*THE EXERCISE*
Reproduce the entire listing word for word.

— START OF SUPPLIED INFORMATION —

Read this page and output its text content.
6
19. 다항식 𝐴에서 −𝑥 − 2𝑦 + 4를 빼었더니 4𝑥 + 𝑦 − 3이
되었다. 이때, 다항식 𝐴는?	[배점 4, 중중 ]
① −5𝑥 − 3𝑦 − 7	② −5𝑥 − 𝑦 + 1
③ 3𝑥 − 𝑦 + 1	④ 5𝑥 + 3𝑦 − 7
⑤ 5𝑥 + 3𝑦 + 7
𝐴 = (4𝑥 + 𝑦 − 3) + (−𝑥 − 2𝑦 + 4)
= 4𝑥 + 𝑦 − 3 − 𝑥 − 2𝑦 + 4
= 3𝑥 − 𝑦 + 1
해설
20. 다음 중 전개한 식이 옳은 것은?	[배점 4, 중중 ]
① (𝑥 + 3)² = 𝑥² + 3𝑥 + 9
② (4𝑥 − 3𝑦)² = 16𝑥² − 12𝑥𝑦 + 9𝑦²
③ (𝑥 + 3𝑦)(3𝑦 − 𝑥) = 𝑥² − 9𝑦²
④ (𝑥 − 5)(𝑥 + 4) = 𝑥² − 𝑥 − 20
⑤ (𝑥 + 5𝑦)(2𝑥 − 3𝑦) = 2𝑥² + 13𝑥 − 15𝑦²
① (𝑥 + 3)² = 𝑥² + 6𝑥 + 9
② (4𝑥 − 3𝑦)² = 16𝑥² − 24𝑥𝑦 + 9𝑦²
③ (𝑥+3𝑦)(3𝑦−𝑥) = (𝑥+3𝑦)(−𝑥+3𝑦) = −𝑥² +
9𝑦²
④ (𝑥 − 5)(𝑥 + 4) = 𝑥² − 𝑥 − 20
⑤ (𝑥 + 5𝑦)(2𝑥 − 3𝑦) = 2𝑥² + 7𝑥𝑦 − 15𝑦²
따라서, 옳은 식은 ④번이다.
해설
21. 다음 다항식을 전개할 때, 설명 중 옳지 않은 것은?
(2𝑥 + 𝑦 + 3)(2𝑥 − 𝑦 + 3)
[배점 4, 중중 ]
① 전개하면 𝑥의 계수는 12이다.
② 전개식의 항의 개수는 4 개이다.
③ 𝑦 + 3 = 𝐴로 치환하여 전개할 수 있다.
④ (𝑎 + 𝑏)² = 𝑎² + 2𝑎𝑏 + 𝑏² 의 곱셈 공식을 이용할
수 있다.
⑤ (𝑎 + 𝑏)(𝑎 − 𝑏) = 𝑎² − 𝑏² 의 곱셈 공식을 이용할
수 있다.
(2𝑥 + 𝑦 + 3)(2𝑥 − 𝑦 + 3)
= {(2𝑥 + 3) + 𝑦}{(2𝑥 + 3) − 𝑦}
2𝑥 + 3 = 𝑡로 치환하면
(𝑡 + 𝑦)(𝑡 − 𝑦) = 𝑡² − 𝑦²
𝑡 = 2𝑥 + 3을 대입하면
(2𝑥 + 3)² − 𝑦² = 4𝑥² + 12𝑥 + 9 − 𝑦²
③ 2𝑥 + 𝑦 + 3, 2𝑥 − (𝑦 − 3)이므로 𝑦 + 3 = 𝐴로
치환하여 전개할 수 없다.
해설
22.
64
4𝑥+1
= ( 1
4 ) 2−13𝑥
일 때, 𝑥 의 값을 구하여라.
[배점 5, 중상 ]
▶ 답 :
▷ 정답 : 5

— END OF SUPPLIED INFORMATION —

*THE SOLUTION*
Read this page and output its text content.
6
19. 다항식 𝐴에서 −𝑥 − 2𝑦 + 4를 빼었더니 4𝑥 + 𝑦 − 3이
되었다. 이때, 다항식 𝐴는?	[배점 4, 중중 ]
① −5𝑥 − 3𝑦 − 7	② −5𝑥 − 𝑦 + 1
③ 3𝑥 − 𝑦 + 1	④ 5𝑥 + 3𝑦 − 7
⑤ 5𝑥 + 3𝑦 + 7
𝐴 = (4𝑥 + 𝑦 − 3) + (−𝑥 − 2𝑦 + 4)
= 4𝑥 + 𝑦 − 3 − 𝑥 − 2𝑦 + 4
= 3𝑥 − 𝑦 + 1
해설
20. 다음 중 전개한 식이 옳은 것은?	[배점 4, 중중 ]
① (𝑥 + 3)² = 𝑥² + 3𝑥 + 9
② (4𝑥 − 3𝑦)² = 16𝑥² − 12𝑥𝑦 + 9𝑦²
③ (𝑥 + 3𝑦)(3𝑦 − 𝑥) = 𝑥² − 9𝑦²
④ (𝑥 − 5)(𝑥 + 4) = 𝑥² − 𝑥 − 20
⑤ (𝑥 + 5𝑦)(2𝑥 − 3𝑦) = 2𝑥² + 13𝑥 − 15𝑦²
① (𝑥 + 3)² = 𝑥² + 6𝑥 + 9
② (4𝑥 − 3𝑦)² = 16𝑥² − 24𝑥𝑦 + 9𝑦²
③ (𝑥+3𝑦)(3𝑦−𝑥) = (𝑥+3𝑦)(−𝑥+3𝑦) = −𝑥² +
9𝑦²
④ (𝑥 − 5)(𝑥 + 4) = 𝑥² − 𝑥 − 20
⑤ (𝑥 + 5𝑦)(2𝑥 − 3𝑦) = 2𝑥² + 7𝑥𝑦 − 15𝑦²
따라서, 옳은 식은 ④번이다.
해설
21. 다음 다항식을 전개할 때, 설명 중 옳지 않은 것은?
(2𝑥 + 𝑦 + 3)(2𝑥 − 𝑦 + 3)
[배점 4, 중중 ]
① 전개하면 𝑥의 계수는 12이다.
② 전개식의 항의 개수는 4 개이다.
③ 𝑦 + 3 = 𝐴로 치환하여 전개할 수 있다.
④ (𝑎 + 𝑏)² = 𝑎² + 2𝑎𝑏 + 𝑏² 의 곱셈 공식을 이용할
수 있다.
⑤ (𝑎 + 𝑏)(𝑎 − 𝑏) = 𝑎² − 𝑏² 의 곱셈 공식을 이용할
수 있다.
(2𝑥 + 𝑦 + 3)(2𝑥 − 𝑦 + 3)
= {(2𝑥 + 3) + 𝑦}{(2𝑥 + 3) − 𝑦}
2𝑥 + 3 = 𝑡로 치환하면
(𝑡 + 𝑦)(𝑡 − 𝑦) = 𝑡² − 𝑦²
𝑡 = 2𝑥 + 3을 대입하면
(2𝑥 + 3)² − 𝑦² = 4𝑥² + 12𝑥 + 9 − 𝑦²
③ 2𝑥 + 𝑦 + 3, 2𝑥 − (𝑦 − 3)이므로 𝑦 + 3 = 𝐴로
치환하여 전개할 수 없다.
해설
22.
64
4𝑥+1
= ( 1
4 ) 2−13𝑥
일 때, 𝑥 의 값을 구하여라.
[배점 5, 중상 ]
▶ 답 :
▷ 정답 : 5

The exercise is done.